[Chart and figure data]
▽
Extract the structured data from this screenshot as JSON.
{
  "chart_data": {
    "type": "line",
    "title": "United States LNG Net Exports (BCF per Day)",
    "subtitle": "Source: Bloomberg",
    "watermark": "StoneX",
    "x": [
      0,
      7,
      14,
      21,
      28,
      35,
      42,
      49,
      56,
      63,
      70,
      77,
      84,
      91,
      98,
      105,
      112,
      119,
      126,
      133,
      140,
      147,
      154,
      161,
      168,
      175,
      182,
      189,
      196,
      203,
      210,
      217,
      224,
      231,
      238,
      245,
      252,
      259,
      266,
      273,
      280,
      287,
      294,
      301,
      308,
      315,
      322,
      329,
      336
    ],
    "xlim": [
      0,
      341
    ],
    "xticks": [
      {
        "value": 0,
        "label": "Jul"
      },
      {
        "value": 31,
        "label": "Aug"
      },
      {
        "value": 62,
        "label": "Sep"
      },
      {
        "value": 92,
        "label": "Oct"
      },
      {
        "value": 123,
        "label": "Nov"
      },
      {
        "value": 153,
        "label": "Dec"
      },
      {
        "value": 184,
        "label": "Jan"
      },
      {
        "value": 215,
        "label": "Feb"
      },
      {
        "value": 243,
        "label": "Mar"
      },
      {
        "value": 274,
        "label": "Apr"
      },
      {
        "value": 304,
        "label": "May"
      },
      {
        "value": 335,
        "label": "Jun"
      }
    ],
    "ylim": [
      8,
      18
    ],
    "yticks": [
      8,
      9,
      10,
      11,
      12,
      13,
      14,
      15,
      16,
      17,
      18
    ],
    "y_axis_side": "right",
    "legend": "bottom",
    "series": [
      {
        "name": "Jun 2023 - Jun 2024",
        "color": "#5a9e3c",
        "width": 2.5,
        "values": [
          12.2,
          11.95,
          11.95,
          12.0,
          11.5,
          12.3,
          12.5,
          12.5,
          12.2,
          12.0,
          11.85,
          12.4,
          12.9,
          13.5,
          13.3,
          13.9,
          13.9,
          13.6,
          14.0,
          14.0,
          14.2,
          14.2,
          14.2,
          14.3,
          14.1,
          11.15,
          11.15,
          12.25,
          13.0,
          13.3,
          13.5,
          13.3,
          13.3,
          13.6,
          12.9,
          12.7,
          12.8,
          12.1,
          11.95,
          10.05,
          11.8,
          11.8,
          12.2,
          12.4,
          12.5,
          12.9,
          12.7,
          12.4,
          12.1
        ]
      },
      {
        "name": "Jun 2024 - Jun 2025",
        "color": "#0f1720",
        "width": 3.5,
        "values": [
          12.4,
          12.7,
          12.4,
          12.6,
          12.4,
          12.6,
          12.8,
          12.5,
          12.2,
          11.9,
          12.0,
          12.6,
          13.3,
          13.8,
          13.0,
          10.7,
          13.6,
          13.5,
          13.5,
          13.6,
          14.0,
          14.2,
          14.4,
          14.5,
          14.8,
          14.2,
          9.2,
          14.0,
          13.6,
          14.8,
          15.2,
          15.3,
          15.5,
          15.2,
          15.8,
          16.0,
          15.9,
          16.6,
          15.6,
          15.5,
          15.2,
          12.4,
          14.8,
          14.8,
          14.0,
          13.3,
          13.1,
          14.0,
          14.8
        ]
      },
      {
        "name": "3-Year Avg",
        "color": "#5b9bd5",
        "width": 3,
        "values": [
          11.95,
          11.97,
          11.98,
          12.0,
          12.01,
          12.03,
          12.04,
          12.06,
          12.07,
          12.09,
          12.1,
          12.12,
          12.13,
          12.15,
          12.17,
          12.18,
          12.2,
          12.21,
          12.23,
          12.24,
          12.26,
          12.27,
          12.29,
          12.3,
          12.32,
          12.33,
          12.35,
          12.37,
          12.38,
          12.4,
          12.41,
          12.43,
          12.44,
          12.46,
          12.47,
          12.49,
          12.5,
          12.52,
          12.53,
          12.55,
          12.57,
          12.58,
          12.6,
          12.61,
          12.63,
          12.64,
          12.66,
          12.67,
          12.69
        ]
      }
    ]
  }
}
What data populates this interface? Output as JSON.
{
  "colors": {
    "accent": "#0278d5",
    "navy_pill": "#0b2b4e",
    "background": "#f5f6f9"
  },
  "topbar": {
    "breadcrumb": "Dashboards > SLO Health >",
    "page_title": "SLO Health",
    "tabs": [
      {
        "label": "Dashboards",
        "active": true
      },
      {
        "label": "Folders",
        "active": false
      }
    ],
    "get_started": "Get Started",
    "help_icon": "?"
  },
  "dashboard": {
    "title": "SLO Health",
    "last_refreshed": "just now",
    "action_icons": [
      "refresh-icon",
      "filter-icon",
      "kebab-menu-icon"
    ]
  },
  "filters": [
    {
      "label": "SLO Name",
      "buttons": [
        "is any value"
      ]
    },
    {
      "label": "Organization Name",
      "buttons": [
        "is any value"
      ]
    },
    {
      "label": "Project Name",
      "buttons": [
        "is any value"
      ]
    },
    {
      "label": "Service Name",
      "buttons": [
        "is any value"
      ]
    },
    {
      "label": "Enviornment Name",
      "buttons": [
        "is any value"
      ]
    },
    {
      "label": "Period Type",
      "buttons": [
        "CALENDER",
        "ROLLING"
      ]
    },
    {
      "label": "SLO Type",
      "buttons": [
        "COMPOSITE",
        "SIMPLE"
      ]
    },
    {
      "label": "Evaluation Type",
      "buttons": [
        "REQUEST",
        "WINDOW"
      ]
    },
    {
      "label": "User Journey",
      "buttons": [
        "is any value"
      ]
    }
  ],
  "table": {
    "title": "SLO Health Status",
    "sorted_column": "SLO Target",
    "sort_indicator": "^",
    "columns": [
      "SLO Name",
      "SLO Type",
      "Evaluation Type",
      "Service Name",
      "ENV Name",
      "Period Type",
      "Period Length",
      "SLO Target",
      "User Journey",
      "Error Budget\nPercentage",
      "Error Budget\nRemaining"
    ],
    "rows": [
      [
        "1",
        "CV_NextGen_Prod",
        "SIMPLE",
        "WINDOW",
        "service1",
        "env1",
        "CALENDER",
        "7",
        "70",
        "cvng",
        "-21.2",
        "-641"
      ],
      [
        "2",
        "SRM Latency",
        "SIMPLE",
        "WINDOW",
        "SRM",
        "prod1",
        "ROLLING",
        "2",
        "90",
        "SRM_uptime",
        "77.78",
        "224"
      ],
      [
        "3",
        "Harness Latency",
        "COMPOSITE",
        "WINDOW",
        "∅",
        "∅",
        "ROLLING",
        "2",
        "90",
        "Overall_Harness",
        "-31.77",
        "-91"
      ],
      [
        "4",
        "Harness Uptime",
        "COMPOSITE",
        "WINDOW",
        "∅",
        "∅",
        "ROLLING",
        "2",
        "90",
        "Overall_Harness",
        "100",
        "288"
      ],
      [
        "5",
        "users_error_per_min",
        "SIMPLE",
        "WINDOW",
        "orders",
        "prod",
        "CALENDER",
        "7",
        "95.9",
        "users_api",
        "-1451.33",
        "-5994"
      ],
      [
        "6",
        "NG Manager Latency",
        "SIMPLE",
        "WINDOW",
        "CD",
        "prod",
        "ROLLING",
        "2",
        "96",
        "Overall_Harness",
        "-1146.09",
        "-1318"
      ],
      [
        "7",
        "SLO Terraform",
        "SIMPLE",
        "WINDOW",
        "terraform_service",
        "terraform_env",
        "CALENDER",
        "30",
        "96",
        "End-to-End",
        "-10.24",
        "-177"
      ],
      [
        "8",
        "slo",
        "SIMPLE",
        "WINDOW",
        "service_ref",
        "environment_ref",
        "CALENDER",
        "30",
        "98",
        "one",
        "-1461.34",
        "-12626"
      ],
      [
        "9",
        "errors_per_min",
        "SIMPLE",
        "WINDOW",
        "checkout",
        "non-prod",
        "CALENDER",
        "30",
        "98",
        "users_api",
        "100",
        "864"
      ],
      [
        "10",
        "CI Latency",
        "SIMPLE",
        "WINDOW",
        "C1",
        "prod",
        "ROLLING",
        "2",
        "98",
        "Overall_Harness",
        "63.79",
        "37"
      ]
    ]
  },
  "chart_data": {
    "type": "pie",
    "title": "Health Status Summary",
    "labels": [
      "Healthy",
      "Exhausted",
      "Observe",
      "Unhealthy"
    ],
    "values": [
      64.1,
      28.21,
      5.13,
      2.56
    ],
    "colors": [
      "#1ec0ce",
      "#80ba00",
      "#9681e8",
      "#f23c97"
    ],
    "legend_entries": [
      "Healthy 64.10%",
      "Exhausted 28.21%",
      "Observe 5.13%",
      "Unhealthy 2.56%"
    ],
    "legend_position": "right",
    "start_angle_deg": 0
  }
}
△
In the material above, tally every line with the string "Period" in it, then give that number alone.

**Right answer**
3